Task description — Return every line of the records below verbatim, with no pictures in the copy.

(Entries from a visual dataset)
##########
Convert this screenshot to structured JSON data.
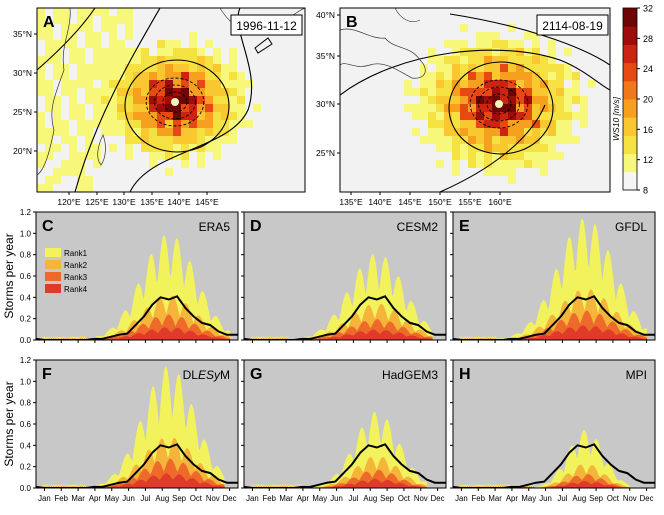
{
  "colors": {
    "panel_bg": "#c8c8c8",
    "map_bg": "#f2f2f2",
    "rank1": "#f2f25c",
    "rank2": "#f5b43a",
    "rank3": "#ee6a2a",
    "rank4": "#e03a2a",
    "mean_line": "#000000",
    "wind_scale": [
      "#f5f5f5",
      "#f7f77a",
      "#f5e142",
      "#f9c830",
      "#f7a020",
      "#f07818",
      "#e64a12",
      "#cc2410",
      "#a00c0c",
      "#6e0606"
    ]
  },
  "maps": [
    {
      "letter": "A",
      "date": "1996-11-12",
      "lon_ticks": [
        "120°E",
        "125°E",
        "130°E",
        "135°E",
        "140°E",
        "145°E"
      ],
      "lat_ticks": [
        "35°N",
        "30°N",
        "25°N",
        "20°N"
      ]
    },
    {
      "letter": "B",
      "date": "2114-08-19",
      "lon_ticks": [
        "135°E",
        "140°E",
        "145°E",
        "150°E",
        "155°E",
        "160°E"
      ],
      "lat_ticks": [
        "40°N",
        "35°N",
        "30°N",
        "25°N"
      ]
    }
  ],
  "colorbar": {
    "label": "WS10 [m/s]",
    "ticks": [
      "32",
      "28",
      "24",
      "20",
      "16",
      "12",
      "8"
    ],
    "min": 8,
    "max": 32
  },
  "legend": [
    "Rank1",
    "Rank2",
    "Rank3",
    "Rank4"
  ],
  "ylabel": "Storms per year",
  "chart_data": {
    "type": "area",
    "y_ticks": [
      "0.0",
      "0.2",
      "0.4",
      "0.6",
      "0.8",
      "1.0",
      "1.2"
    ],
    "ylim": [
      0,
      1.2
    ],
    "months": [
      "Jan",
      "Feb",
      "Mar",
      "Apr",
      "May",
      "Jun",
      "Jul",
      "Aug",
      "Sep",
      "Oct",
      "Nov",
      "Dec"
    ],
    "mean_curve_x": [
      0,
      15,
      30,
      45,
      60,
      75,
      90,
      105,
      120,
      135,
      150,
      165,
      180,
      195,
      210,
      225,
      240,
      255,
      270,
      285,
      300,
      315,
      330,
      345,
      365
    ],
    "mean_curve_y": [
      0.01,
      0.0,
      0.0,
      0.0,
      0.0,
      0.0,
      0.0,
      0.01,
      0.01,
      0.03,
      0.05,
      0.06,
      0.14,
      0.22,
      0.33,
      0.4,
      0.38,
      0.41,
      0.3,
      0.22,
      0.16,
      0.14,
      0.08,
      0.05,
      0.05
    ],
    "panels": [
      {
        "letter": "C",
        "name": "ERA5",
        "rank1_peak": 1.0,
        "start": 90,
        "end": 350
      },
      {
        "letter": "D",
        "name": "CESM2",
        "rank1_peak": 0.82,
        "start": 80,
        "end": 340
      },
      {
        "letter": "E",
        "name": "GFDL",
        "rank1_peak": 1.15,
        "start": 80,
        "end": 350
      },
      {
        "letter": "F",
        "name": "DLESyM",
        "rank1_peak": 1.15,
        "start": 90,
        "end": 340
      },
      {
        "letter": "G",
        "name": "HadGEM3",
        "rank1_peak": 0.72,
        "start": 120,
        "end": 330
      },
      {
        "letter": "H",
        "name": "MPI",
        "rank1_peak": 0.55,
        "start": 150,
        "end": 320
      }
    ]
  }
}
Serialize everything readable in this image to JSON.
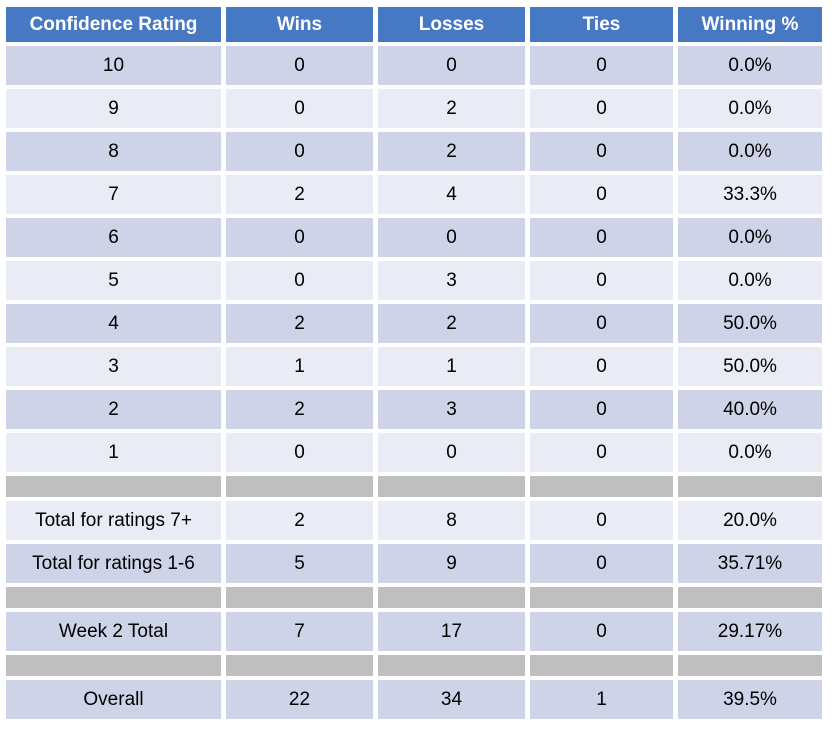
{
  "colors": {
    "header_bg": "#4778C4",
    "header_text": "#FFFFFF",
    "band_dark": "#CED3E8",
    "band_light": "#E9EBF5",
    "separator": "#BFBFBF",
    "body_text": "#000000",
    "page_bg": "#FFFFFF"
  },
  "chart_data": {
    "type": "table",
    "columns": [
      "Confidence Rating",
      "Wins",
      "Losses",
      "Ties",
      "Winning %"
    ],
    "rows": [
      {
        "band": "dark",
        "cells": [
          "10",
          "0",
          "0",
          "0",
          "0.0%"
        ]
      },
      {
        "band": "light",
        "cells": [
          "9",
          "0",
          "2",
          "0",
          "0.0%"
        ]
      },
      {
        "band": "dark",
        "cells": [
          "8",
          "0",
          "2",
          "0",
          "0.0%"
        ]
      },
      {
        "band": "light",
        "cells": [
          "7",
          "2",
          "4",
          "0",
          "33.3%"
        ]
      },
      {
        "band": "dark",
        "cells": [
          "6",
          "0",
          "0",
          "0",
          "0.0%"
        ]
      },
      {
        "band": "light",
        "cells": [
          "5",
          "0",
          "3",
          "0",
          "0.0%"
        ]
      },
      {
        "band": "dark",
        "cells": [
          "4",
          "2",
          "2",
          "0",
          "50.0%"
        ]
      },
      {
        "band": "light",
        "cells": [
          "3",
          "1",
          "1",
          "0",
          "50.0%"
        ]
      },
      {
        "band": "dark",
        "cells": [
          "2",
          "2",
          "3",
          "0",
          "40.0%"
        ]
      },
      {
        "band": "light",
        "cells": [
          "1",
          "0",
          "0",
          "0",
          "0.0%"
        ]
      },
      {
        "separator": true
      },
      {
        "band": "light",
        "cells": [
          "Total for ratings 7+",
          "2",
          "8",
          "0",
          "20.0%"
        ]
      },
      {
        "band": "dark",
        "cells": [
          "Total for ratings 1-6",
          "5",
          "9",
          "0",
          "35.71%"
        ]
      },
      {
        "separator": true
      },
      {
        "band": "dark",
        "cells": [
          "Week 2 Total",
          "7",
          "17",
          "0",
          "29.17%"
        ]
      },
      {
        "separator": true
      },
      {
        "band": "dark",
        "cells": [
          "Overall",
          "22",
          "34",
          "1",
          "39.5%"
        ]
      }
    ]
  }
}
##########
Expected answer —
Convert this screenshot to structured JSON data.
{
  "colors": {
    "panel_bg": "#c8c8c8",
    "map_bg": "#f2f2f2",
    "rank1": "#f2f25c",
    "rank2": "#f5b43a",
    "rank3": "#ee6a2a",
    "rank4": "#e03a2a",
    "mean_line": "#000000",
    "wind_scale": [
      "#f5f5f5",
      "#f7f77a",
      "#f5e142",
      "#f9c830",
      "#f7a020",
      "#f07818",
      "#e64a12",
      "#cc2410",
      "#a00c0c",
      "#6e0606"
    ]
  },
  "maps": [
    {
      "letter": "A",
      "date": "1996-11-12",
      "lon_ticks": [
        "120°E",
        "125°E",
        "130°E",
        "135°E",
        "140°E",
        "145°E"
      ],
      "lat_ticks": [
        "35°N",
        "30°N",
        "25°N",
        "20°N"
      ]
    },
    {
      "letter": "B",
      "date": "2114-08-19",
      "lon_ticks": [
        "135°E",
        "140°E",
        "145°E",
        "150°E",
        "155°E",
        "160°E"
      ],
      "lat_ticks": [
        "40°N",
        "35°N",
        "30°N",
        "25°N"
      ]
    }
  ],
  "colorbar": {
    "label": "WS10 [m/s]",
    "ticks": [
      "32",
      "28",
      "24",
      "20",
      "16",
      "12",
      "8"
    ],
    "min": 8,
    "max": 32
  },
  "legend": [
    "Rank1",
    "Rank2",
    "Rank3",
    "Rank4"
  ],
  "ylabel": "Storms per year",
  "chart_data": {
    "type": "area",
    "y_ticks": [
      "0.0",
      "0.2",
      "0.4",
      "0.6",
      "0.8",
      "1.0",
      "1.2"
    ],
    "ylim": [
      0,
      1.2
    ],
    "months": [
      "Jan",
      "Feb",
      "Mar",
      "Apr",
      "May",
      "Jun",
      "Jul",
      "Aug",
      "Sep",
      "Oct",
      "Nov",
      "Dec"
    ],
    "mean_curve_x": [
      0,
      15,
      30,
      45,
      60,
      75,
      90,
      105,
      120,
      135,
      150,
      165,
      180,
      195,
      210,
      225,
      240,
      255,
      270,
      285,
      300,
      315,
      330,
      345,
      365
    ],
    "mean_curve_y": [
      0.01,
      0.0,
      0.0,
      0.0,
      0.0,
      0.0,
      0.0,
      0.01,
      0.01,
      0.03,
      0.05,
      0.06,
      0.14,
      0.22,
      0.33,
      0.4,
      0.38,
      0.41,
      0.3,
      0.22,
      0.16,
      0.14,
      0.08,
      0.05,
      0.05
    ],
    "panels": [
      {
        "letter": "C",
        "name": "ERA5",
        "rank1_peak": 1.0,
        "start": 90,
        "end": 350
      },
      {
        "letter": "D",
        "name": "CESM2",
        "rank1_peak": 0.82,
        "start": 80,
        "end": 340
      },
      {
        "letter": "E",
        "name": "GFDL",
        "rank1_peak": 1.15,
        "start": 80,
        "end": 350
      },
      {
        "letter": "F",
        "name": "DLESyM",
        "rank1_peak": 1.15,
        "start": 90,
        "end": 340
      },
      {
        "letter": "G",
        "name": "HadGEM3",
        "rank1_peak": 0.72,
        "start": 120,
        "end": 330
      },
      {
        "letter": "H",
        "name": "MPI",
        "rank1_peak": 0.55,
        "start": 150,
        "end": 320
      }
    ]
  }
}
Serialize everything readable in this image to JSON.
{
  "colors": {
    "header_bg": "#4778C4",
    "header_text": "#FFFFFF",
    "band_dark": "#CED3E8",
    "band_light": "#E9EBF5",
    "separator": "#BFBFBF",
    "body_text": "#000000",
    "page_bg": "#FFFFFF"
  },
  "chart_data": {
    "type": "table",
    "columns": [
      "Confidence Rating",
      "Wins",
      "Losses",
      "Ties",
      "Winning %"
    ],
    "rows": [
      {
        "band": "dark",
        "cells": [
          "10",
          "0",
          "0",
          "0",
          "0.0%"
        ]
      },
      {
        "band": "light",
        "cells": [
          "9",
          "0",
          "2",
          "0",
          "0.0%"
        ]
      },
      {
        "band": "dark",
        "cells": [
          "8",
          "0",
          "2",
          "0",
          "0.0%"
        ]
      },
      {
        "band": "light",
        "cells": [
          "7",
          "2",
          "4",
          "0",
          "33.3%"
        ]
      },
      {
        "band": "dark",
        "cells": [
          "6",
          "0",
          "0",
          "0",
          "0.0%"
        ]
      },
      {
        "band": "light",
        "cells": [
          "5",
          "0",
          "3",
          "0",
          "0.0%"
        ]
      },
      {
        "band": "dark",
        "cells": [
          "4",
          "2",
          "2",
          "0",
          "50.0%"
        ]
      },
      {
        "band": "light",
        "cells": [
          "3",
          "1",
          "1",
          "0",
          "50.0%"
        ]
      },
      {
        "band": "dark",
        "cells": [
          "2",
          "2",
          "3",
          "0",
          "40.0%"
        ]
      },
      {
        "band": "light",
        "cells": [
          "1",
          "0",
          "0",
          "0",
          "0.0%"
        ]
      },
      {
        "separator": true
      },
      {
        "band": "light",
        "cells": [
          "Total for ratings 7+",
          "2",
          "8",
          "0",
          "20.0%"
        ]
      },
      {
        "band": "dark",
        "cells": [
          "Total for ratings 1-6",
          "5",
          "9",
          "0",
          "35.71%"
        ]
      },
      {
        "separator": true
      },
      {
        "band": "dark",
        "cells": [
          "Week 2 Total",
          "7",
          "17",
          "0",
          "29.17%"
        ]
      },
      {
        "separator": true
      },
      {
        "band": "dark",
        "cells": [
          "Overall",
          "22",
          "34",
          "1",
          "39.5%"
        ]
      }
    ]
  }
}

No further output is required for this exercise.